_RECORDS PROVIDED_
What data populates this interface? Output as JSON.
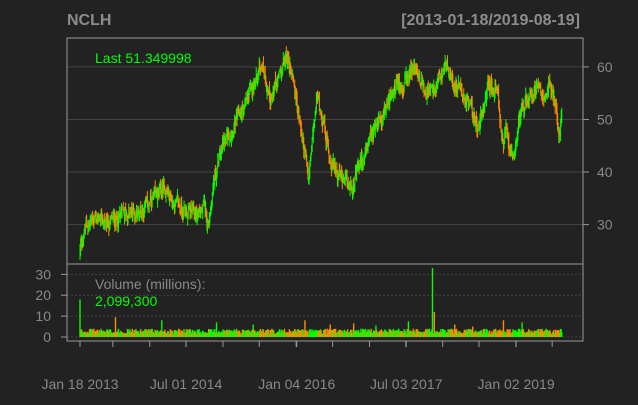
{
  "chart_data": {
    "type": "candlestick",
    "ticker": "NCLH",
    "date_range": "[2013-01-18/2019-08-19]",
    "last_label": "Last 51.349998",
    "volume_title": "Volume (millions):",
    "volume_last": "2,099,300",
    "x_tick_labels": [
      "Jan 18 2013",
      "Jul 01 2014",
      "Jan 04 2016",
      "Jul 03 2017",
      "Jan 02 2019"
    ],
    "x_tick_dates": [
      "2013-01-18",
      "2014-07-01",
      "2016-01-04",
      "2017-07-03",
      "2019-01-02"
    ],
    "x_start": "2013-01-18",
    "x_end": "2019-08-19",
    "price_ticks": [
      30,
      40,
      50,
      60
    ],
    "price_ylim": [
      22.5,
      65.5
    ],
    "volume_ticks": [
      0,
      10,
      20,
      30
    ],
    "volume_ylim": [
      0,
      34
    ],
    "price_path": [
      [
        "2013-01-18",
        25.0
      ],
      [
        "2013-02-15",
        29.5
      ],
      [
        "2013-04-01",
        31.5
      ],
      [
        "2013-06-01",
        30.0
      ],
      [
        "2013-08-01",
        31.5
      ],
      [
        "2013-10-01",
        32.0
      ],
      [
        "2013-12-01",
        33.0
      ],
      [
        "2014-02-01",
        35.0
      ],
      [
        "2014-03-15",
        37.0
      ],
      [
        "2014-05-01",
        34.0
      ],
      [
        "2014-07-01",
        32.5
      ],
      [
        "2014-08-15",
        32.0
      ],
      [
        "2014-10-01",
        33.0
      ],
      [
        "2014-10-20",
        30.0
      ],
      [
        "2014-11-15",
        38.0
      ],
      [
        "2015-01-01",
        45.0
      ],
      [
        "2015-03-01",
        49.0
      ],
      [
        "2015-04-15",
        52.0
      ],
      [
        "2015-06-01",
        56.0
      ],
      [
        "2015-07-15",
        61.0
      ],
      [
        "2015-08-25",
        54.0
      ],
      [
        "2015-10-01",
        57.0
      ],
      [
        "2015-11-15",
        62.0
      ],
      [
        "2015-12-15",
        58.5
      ],
      [
        "2016-01-20",
        49.0
      ],
      [
        "2016-02-15",
        43.0
      ],
      [
        "2016-03-01",
        38.0
      ],
      [
        "2016-04-15",
        54.5
      ],
      [
        "2016-05-15",
        50.0
      ],
      [
        "2016-06-20",
        42.0
      ],
      [
        "2016-07-15",
        41.0
      ],
      [
        "2016-09-01",
        37.0
      ],
      [
        "2016-10-01",
        37.0
      ],
      [
        "2016-11-15",
        41.0
      ],
      [
        "2017-01-01",
        45.0
      ],
      [
        "2017-02-15",
        50.0
      ],
      [
        "2017-04-01",
        53.0
      ],
      [
        "2017-05-15",
        56.0
      ],
      [
        "2017-07-01",
        57.0
      ],
      [
        "2017-08-15",
        60.0
      ],
      [
        "2017-10-01",
        56.0
      ],
      [
        "2017-11-15",
        55.0
      ],
      [
        "2018-01-20",
        59.5
      ],
      [
        "2018-03-01",
        57.0
      ],
      [
        "2018-04-01",
        55.0
      ],
      [
        "2018-05-15",
        53.0
      ],
      [
        "2018-07-01",
        48.0
      ],
      [
        "2018-08-15",
        57.0
      ],
      [
        "2018-10-01",
        55.0
      ],
      [
        "2018-10-30",
        44.5
      ],
      [
        "2018-11-15",
        47.5
      ],
      [
        "2018-12-24",
        41.0
      ],
      [
        "2019-01-20",
        51.0
      ],
      [
        "2019-02-15",
        53.0
      ],
      [
        "2019-04-01",
        56.0
      ],
      [
        "2019-05-01",
        58.0
      ],
      [
        "2019-05-20",
        54.0
      ],
      [
        "2019-06-20",
        57.0
      ],
      [
        "2019-07-15",
        53.0
      ],
      [
        "2019-08-05",
        47.5
      ],
      [
        "2019-08-19",
        51.35
      ]
    ],
    "volume_spikes": [
      [
        "2013-01-18",
        18.0
      ],
      [
        "2013-07-15",
        9.5
      ],
      [
        "2014-03-01",
        8.0
      ],
      [
        "2014-12-01",
        7.0
      ],
      [
        "2015-06-01",
        6.0
      ],
      [
        "2016-02-15",
        8.0
      ],
      [
        "2016-06-20",
        6.0
      ],
      [
        "2016-10-15",
        6.5
      ],
      [
        "2017-02-01",
        5.5
      ],
      [
        "2017-07-15",
        7.5
      ],
      [
        "2017-11-10",
        33.0
      ],
      [
        "2017-11-20",
        12.0
      ],
      [
        "2018-03-01",
        6.0
      ],
      [
        "2018-06-01",
        5.0
      ],
      [
        "2018-11-01",
        8.0
      ],
      [
        "2019-02-01",
        7.0
      ]
    ],
    "colors": {
      "background": "#222222",
      "grid": "#444444",
      "frame": "#999999",
      "axis_text": "#888888",
      "title_text": "#8c8c8c",
      "up": "#00ff00",
      "down": "#ff8c00",
      "last_text": "#00ff00",
      "volume_title": "#888888"
    }
  }
}
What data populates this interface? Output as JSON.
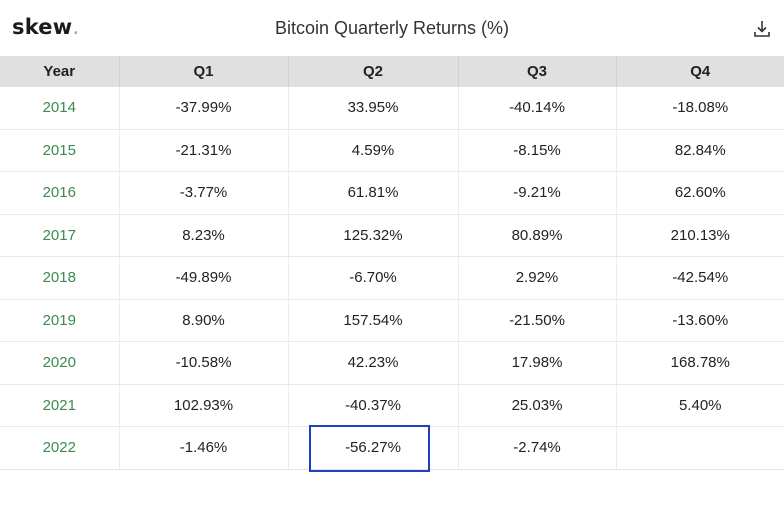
{
  "header": {
    "logo_text": "skew",
    "logo_dot": ".",
    "title": "Bitcoin Quarterly Returns (%)",
    "download_icon": "download-icon"
  },
  "colors": {
    "year_text": "#3b8a4f",
    "header_bg": "#e0e0e0",
    "highlight_border": "#1e3fbf"
  },
  "chart_data": {
    "type": "table",
    "title": "Bitcoin Quarterly Returns (%)",
    "columns": [
      "Year",
      "Q1",
      "Q2",
      "Q3",
      "Q4"
    ],
    "rows": [
      {
        "year": "2014",
        "q1": "-37.99%",
        "q2": "33.95%",
        "q3": "-40.14%",
        "q4": "-18.08%"
      },
      {
        "year": "2015",
        "q1": "-21.31%",
        "q2": "4.59%",
        "q3": "-8.15%",
        "q4": "82.84%"
      },
      {
        "year": "2016",
        "q1": "-3.77%",
        "q2": "61.81%",
        "q3": "-9.21%",
        "q4": "62.60%"
      },
      {
        "year": "2017",
        "q1": "8.23%",
        "q2": "125.32%",
        "q3": "80.89%",
        "q4": "210.13%"
      },
      {
        "year": "2018",
        "q1": "-49.89%",
        "q2": "-6.70%",
        "q3": "2.92%",
        "q4": "-42.54%"
      },
      {
        "year": "2019",
        "q1": "8.90%",
        "q2": "157.54%",
        "q3": "-21.50%",
        "q4": "-13.60%"
      },
      {
        "year": "2020",
        "q1": "-10.58%",
        "q2": "42.23%",
        "q3": "17.98%",
        "q4": "168.78%"
      },
      {
        "year": "2021",
        "q1": "102.93%",
        "q2": "-40.37%",
        "q3": "25.03%",
        "q4": "5.40%"
      },
      {
        "year": "2022",
        "q1": "-1.46%",
        "q2": "-56.27%",
        "q3": "-2.74%",
        "q4": ""
      }
    ],
    "highlighted_cell": {
      "year": "2022",
      "quarter": "Q2"
    }
  }
}
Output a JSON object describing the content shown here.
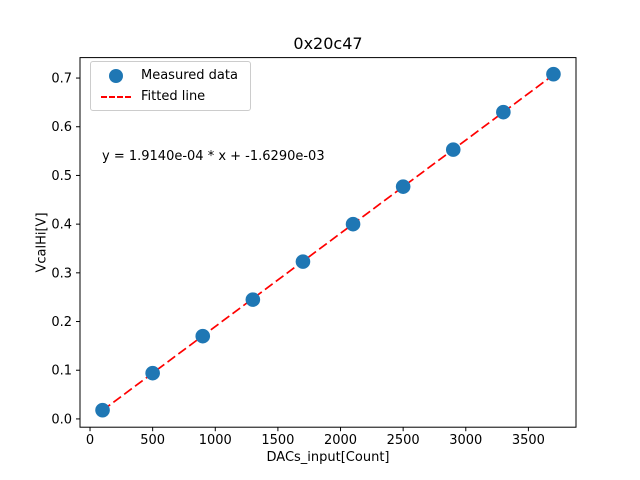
{
  "chart_data": {
    "type": "scatter",
    "title": "0x20c47",
    "xlabel": "DACs_input[Count]",
    "ylabel": "VcalHi[V]",
    "x": [
      100,
      500,
      900,
      1300,
      1700,
      2100,
      2500,
      2900,
      3300,
      3700
    ],
    "y": [
      0.018,
      0.094,
      0.17,
      0.245,
      0.323,
      0.4,
      0.477,
      0.553,
      0.63,
      0.708
    ],
    "fit": {
      "slope": 0.0001914,
      "intercept": -0.001629
    },
    "annotation": "y = 1.9140e-04 * x + -1.6290e-03",
    "legend": [
      {
        "label": "Measured data",
        "type": "marker",
        "color": "#1f77b4"
      },
      {
        "label": "Fitted line",
        "type": "dashed-line",
        "color": "#ff0000"
      }
    ],
    "xlim": [
      -80,
      3880
    ],
    "ylim": [
      -0.017,
      0.742
    ],
    "xticks": [
      0,
      500,
      1000,
      1500,
      2000,
      2500,
      3000,
      3500
    ],
    "xtick_labels": [
      "0",
      "500",
      "1000",
      "1500",
      "2000",
      "2500",
      "3000",
      "3500"
    ],
    "yticks": [
      0.0,
      0.1,
      0.2,
      0.3,
      0.4,
      0.5,
      0.6,
      0.7
    ],
    "ytick_labels": [
      "0.0",
      "0.1",
      "0.2",
      "0.3",
      "0.4",
      "0.5",
      "0.6",
      "0.7"
    ],
    "colors": {
      "marker": "#1f77b4",
      "line": "#ff0000",
      "spine": "#000000",
      "tick_label": "#000000"
    },
    "grid": false,
    "legend_position": "upper-left"
  }
}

_STATED PROBLEM_
Copy all lines from the entries that contain the word "type".

_RESPONSE TO THIS EXERCISE_
    "type": "candlestick",
    "type": "table",
    "type": "scatter",
        "type": "marker",
        "type": "dashed-line",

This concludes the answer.